• **Task brief**
Print the whole listing exactly.

[Dataset items]
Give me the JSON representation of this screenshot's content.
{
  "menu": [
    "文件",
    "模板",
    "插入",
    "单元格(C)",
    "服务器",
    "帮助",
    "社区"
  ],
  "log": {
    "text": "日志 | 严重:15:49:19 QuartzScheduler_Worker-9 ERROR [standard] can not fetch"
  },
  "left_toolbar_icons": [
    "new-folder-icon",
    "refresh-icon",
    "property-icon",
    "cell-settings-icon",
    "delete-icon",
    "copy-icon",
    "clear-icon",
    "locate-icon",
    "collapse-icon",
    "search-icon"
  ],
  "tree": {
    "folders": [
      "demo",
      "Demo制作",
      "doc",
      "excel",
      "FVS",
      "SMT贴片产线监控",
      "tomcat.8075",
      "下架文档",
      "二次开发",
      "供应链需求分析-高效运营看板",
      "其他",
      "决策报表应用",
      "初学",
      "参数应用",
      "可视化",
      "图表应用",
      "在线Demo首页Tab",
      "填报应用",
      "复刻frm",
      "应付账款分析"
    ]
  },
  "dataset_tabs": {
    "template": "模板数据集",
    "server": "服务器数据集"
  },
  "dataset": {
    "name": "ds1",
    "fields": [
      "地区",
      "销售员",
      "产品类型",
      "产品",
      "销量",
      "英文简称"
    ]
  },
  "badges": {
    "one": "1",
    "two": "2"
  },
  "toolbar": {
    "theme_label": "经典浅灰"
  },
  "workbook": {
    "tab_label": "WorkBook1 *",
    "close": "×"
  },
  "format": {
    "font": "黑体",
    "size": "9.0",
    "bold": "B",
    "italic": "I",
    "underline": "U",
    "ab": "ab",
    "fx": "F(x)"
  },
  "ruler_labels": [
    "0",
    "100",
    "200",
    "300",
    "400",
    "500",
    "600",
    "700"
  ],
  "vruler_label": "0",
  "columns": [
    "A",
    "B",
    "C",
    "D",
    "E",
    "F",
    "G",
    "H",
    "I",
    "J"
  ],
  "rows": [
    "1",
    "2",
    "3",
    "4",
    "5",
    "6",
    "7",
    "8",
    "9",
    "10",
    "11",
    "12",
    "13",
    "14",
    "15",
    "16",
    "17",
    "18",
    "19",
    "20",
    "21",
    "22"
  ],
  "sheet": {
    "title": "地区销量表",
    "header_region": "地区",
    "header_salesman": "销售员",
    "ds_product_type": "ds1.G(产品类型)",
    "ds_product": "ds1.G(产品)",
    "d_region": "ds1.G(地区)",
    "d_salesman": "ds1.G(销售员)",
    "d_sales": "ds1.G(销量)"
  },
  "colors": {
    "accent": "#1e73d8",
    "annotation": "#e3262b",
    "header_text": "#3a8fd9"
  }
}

• **Solution to this task**
Give me the JSON representation of this screenshot's content.
{
  "menu": [
    "文件",
    "模板",
    "插入",
    "单元格(C)",
    "服务器",
    "帮助",
    "社区"
  ],
  "log": {
    "text": "日志 | 严重:15:49:19 QuartzScheduler_Worker-9 ERROR [standard] can not fetch"
  },
  "left_toolbar_icons": [
    "new-folder-icon",
    "refresh-icon",
    "property-icon",
    "cell-settings-icon",
    "delete-icon",
    "copy-icon",
    "clear-icon",
    "locate-icon",
    "collapse-icon",
    "search-icon"
  ],
  "tree": {
    "folders": [
      "demo",
      "Demo制作",
      "doc",
      "excel",
      "FVS",
      "SMT贴片产线监控",
      "tomcat.8075",
      "下架文档",
      "二次开发",
      "供应链需求分析-高效运营看板",
      "其他",
      "决策报表应用",
      "初学",
      "参数应用",
      "可视化",
      "图表应用",
      "在线Demo首页Tab",
      "填报应用",
      "复刻frm",
      "应付账款分析"
    ]
  },
  "dataset_tabs": {
    "template": "模板数据集",
    "server": "服务器数据集"
  },
  "dataset": {
    "name": "ds1",
    "fields": [
      "地区",
      "销售员",
      "产品类型",
      "产品",
      "销量",
      "英文简称"
    ]
  },
  "badges": {
    "one": "1",
    "two": "2"
  },
  "toolbar": {
    "theme_label": "经典浅灰"
  },
  "workbook": {
    "tab_label": "WorkBook1 *",
    "close": "×"
  },
  "format": {
    "font": "黑体",
    "size": "9.0",
    "bold": "B",
    "italic": "I",
    "underline": "U",
    "ab": "ab",
    "fx": "F(x)"
  },
  "ruler_labels": [
    "0",
    "100",
    "200",
    "300",
    "400",
    "500",
    "600",
    "700"
  ],
  "vruler_label": "0",
  "columns": [
    "A",
    "B",
    "C",
    "D",
    "E",
    "F",
    "G",
    "H",
    "I",
    "J"
  ],
  "rows": [
    "1",
    "2",
    "3",
    "4",
    "5",
    "6",
    "7",
    "8",
    "9",
    "10",
    "11",
    "12",
    "13",
    "14",
    "15",
    "16",
    "17",
    "18",
    "19",
    "20",
    "21",
    "22"
  ],
  "sheet": {
    "title": "地区销量表",
    "header_region": "地区",
    "header_salesman": "销售员",
    "ds_product_type": "ds1.G(产品类型)",
    "ds_product": "ds1.G(产品)",
    "d_region": "ds1.G(地区)",
    "d_salesman": "ds1.G(销售员)",
    "d_sales": "ds1.G(销量)"
  },
  "colors": {
    "accent": "#1e73d8",
    "annotation": "#e3262b",
    "header_text": "#3a8fd9"
  }
}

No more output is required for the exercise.